**GIVEN PROBLEM**
Select every line holding the word "λόγος" and copy it.

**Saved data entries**
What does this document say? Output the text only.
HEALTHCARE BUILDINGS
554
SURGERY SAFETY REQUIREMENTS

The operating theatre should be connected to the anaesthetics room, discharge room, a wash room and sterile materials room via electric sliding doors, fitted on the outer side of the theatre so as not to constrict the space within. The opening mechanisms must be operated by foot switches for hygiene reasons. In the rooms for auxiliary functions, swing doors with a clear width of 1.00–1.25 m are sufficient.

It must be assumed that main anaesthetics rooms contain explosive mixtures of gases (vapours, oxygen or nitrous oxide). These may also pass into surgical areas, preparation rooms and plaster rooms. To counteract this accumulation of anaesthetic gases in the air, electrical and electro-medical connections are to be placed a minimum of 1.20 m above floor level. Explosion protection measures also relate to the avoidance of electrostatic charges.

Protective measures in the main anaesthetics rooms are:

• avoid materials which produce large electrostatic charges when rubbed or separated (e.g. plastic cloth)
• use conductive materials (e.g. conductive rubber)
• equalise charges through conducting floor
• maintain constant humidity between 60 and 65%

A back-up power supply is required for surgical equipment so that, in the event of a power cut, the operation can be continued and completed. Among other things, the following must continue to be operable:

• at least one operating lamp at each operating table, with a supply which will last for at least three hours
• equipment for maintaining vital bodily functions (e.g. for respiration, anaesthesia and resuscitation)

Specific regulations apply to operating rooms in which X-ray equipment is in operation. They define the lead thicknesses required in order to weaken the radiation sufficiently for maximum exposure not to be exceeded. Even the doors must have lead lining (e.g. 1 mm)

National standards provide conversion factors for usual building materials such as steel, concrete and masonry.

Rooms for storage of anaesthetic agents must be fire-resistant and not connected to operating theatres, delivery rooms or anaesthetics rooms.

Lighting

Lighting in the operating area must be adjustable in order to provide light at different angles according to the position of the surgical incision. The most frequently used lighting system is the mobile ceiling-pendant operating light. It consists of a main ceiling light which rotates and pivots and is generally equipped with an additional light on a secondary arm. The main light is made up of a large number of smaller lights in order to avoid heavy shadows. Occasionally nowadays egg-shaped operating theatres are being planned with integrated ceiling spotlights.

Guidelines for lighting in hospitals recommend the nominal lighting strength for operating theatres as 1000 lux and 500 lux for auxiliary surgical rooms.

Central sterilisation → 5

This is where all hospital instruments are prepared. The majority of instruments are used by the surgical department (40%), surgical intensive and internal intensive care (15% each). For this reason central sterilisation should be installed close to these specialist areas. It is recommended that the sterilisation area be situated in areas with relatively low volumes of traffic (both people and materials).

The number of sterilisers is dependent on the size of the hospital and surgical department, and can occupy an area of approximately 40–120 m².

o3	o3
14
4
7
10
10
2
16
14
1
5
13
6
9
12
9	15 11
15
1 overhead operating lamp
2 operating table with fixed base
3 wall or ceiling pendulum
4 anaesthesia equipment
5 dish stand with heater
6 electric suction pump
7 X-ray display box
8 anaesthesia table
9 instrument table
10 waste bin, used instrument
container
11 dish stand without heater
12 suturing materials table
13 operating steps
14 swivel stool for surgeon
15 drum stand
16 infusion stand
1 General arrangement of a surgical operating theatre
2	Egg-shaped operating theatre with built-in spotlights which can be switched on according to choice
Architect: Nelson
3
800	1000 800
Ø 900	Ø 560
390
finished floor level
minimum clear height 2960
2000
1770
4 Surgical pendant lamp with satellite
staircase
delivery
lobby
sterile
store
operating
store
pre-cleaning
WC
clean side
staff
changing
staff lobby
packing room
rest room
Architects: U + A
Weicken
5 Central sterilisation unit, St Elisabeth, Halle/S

--

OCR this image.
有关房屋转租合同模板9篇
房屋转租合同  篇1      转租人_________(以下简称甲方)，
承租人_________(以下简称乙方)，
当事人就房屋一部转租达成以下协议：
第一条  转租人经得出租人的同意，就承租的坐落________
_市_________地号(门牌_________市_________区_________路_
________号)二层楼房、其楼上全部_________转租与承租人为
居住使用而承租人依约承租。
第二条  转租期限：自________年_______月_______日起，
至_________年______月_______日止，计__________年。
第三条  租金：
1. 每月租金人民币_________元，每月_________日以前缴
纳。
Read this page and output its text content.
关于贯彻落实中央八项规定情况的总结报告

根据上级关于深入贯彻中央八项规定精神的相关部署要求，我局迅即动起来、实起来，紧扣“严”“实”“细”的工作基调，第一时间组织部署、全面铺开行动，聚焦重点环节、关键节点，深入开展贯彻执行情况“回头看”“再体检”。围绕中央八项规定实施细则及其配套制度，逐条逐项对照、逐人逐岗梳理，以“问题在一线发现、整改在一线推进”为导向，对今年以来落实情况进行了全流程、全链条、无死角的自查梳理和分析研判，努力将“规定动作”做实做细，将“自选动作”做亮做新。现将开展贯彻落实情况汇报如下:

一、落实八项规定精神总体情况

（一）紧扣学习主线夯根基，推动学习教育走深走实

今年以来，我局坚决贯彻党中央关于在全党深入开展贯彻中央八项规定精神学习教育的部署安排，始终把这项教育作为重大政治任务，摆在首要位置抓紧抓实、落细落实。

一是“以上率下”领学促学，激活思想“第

...

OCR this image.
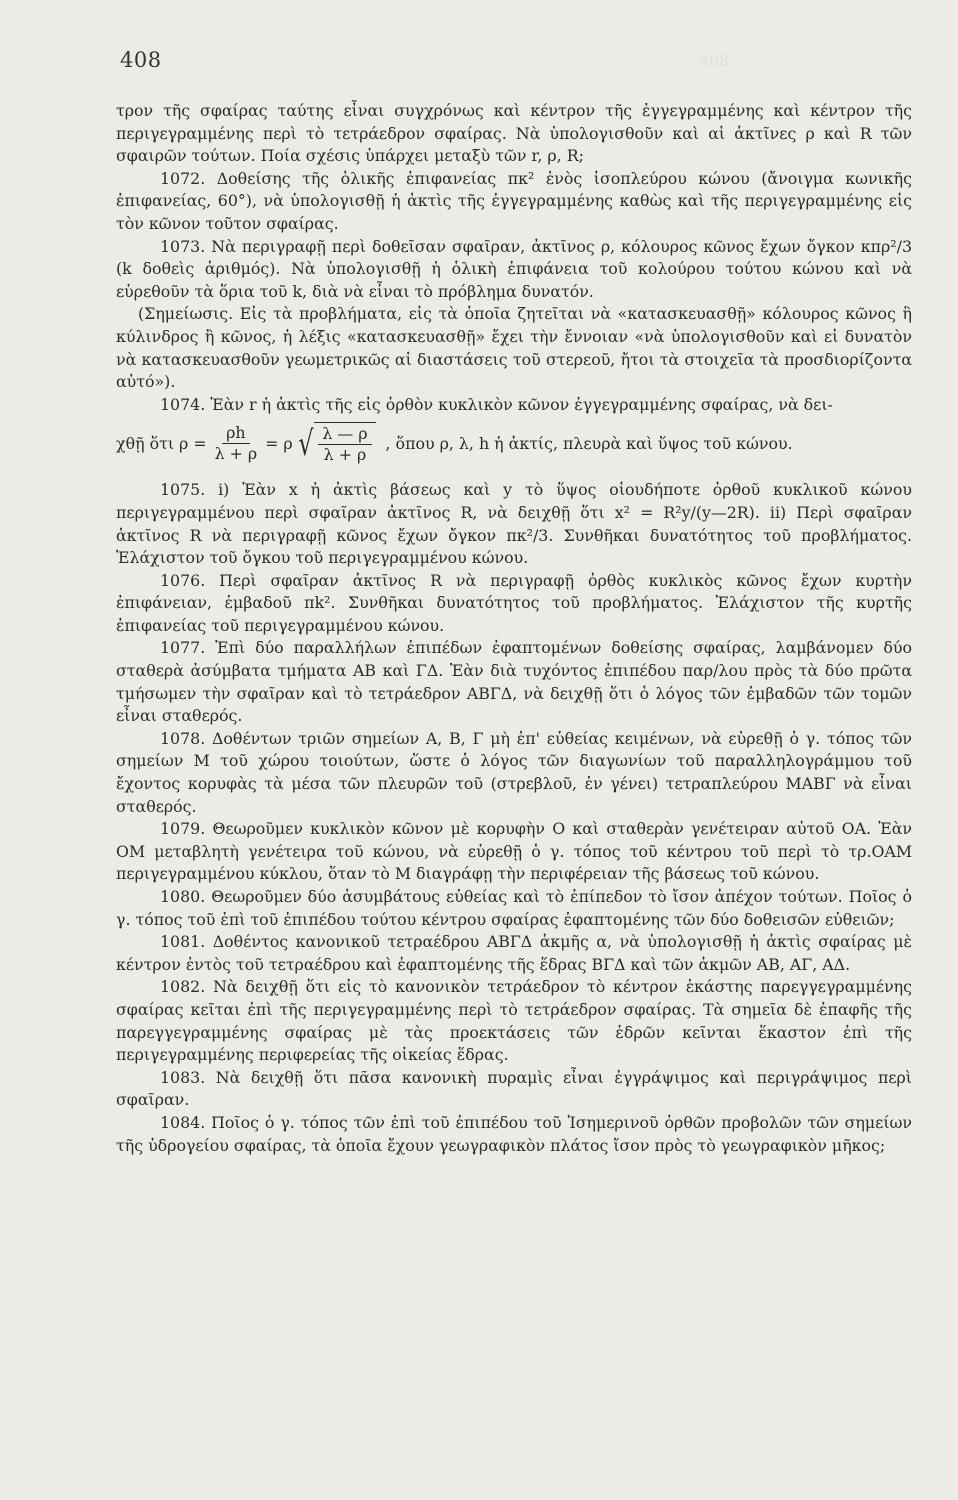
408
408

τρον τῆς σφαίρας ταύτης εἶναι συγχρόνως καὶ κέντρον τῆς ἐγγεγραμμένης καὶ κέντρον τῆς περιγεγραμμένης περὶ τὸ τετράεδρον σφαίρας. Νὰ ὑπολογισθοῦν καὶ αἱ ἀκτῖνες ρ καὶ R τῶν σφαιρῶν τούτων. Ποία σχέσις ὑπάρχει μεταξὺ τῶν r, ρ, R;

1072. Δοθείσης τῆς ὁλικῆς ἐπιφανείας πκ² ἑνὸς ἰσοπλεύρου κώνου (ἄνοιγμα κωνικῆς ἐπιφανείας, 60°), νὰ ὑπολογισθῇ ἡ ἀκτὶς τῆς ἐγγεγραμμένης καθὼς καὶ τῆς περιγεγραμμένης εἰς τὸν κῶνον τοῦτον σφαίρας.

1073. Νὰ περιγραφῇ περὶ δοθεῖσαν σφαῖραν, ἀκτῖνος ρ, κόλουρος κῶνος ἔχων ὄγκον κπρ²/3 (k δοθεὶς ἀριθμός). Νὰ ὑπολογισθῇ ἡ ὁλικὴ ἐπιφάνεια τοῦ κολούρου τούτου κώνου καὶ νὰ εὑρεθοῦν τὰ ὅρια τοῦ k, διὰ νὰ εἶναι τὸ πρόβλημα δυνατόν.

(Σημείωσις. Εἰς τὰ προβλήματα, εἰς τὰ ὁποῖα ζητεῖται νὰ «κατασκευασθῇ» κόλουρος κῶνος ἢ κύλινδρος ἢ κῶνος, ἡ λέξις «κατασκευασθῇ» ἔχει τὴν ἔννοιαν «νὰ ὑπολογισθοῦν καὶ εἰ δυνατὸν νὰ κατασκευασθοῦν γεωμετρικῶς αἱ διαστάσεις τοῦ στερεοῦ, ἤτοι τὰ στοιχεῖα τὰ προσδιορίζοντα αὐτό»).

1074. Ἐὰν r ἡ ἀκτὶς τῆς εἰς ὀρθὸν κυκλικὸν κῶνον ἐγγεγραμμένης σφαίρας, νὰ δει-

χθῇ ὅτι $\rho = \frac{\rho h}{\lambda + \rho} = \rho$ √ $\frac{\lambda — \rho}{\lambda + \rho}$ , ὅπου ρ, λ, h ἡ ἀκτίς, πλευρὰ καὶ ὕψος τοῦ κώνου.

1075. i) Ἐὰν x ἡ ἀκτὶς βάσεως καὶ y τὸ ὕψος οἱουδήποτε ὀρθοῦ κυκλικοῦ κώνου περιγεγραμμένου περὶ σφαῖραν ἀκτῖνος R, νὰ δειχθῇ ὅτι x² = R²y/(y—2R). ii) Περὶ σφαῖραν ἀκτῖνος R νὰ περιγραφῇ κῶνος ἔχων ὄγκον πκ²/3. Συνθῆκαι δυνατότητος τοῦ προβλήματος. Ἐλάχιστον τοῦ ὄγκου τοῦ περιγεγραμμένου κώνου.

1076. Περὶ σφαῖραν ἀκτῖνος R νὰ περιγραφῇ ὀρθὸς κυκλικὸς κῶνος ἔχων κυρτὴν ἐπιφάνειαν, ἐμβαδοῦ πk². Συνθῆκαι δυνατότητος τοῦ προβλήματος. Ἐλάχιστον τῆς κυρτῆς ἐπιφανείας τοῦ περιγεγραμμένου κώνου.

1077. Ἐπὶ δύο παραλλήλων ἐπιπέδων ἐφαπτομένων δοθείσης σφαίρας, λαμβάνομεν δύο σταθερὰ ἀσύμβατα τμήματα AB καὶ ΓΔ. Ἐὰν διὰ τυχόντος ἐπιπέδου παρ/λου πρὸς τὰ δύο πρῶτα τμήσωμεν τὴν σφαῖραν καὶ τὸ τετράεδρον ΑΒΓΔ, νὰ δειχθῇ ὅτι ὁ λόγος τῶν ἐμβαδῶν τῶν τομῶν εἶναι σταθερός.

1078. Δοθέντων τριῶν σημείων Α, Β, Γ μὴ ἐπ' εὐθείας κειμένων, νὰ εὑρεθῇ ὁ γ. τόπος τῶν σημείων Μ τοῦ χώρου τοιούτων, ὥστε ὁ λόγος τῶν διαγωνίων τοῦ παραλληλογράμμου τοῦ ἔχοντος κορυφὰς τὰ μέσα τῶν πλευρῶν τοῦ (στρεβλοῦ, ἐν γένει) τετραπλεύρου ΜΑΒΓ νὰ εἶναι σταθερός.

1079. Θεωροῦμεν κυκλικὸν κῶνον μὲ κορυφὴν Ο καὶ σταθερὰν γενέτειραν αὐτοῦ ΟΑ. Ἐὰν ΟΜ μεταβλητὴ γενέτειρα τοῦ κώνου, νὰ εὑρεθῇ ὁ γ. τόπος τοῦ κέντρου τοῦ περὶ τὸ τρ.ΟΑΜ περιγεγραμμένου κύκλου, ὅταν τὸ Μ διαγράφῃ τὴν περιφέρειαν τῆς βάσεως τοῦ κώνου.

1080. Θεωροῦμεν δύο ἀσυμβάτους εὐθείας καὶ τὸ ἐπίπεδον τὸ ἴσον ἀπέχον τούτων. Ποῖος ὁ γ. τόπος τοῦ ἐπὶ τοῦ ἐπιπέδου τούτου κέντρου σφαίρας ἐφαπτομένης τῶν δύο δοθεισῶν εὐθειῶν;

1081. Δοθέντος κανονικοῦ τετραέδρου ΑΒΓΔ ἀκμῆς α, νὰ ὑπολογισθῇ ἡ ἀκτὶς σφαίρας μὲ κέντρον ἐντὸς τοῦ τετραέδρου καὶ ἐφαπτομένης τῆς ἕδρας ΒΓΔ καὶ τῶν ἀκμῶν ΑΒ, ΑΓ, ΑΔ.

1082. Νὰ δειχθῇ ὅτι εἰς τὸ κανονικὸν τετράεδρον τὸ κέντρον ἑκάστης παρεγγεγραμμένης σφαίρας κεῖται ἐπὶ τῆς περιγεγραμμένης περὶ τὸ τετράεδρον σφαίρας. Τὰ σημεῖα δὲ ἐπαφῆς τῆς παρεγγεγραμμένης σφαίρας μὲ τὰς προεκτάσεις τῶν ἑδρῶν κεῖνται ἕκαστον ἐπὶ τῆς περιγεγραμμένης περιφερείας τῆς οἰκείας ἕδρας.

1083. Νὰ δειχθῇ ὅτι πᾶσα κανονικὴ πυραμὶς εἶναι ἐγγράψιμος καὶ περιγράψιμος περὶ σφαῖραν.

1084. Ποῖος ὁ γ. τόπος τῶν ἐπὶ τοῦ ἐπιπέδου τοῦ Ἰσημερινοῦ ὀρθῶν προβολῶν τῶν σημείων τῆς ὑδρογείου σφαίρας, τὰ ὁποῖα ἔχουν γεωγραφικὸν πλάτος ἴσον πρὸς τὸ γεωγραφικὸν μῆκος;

**TASK ANSWER**
1077. Ἐπὶ δύο παραλλήλων ἐπιπέδων ἐφαπτομένων δοθείσης σφαίρας, λαμβάνομεν δύο σταθερὰ ἀσύμβατα τμήματα AB καὶ ΓΔ. Ἐὰν διὰ τυχόντος ἐπιπέδου παρ/λου πρὸς τὰ δύο πρῶτα τμήσωμεν τὴν σφαῖραν καὶ τὸ τετράεδρον ΑΒΓΔ, νὰ δειχθῇ ὅτι ὁ λόγος τῶν ἐμβαδῶν τῶν τομῶν εἶναι σταθερός.
1078. Δοθέντων τριῶν σημείων Α, Β, Γ μὴ ἐπ' εὐθείας κειμένων, νὰ εὑρεθῇ ὁ γ. τόπος τῶν σημείων Μ τοῦ χώρου τοιούτων, ὥστε ὁ λόγος τῶν διαγωνίων τοῦ παραλληλογράμμου τοῦ ἔχοντος κορυφὰς τὰ μέσα τῶν πλευρῶν τοῦ (στρεβλοῦ, ἐν γένει) τετραπλεύρου ΜΑΒΓ νὰ εἶναι σταθερός.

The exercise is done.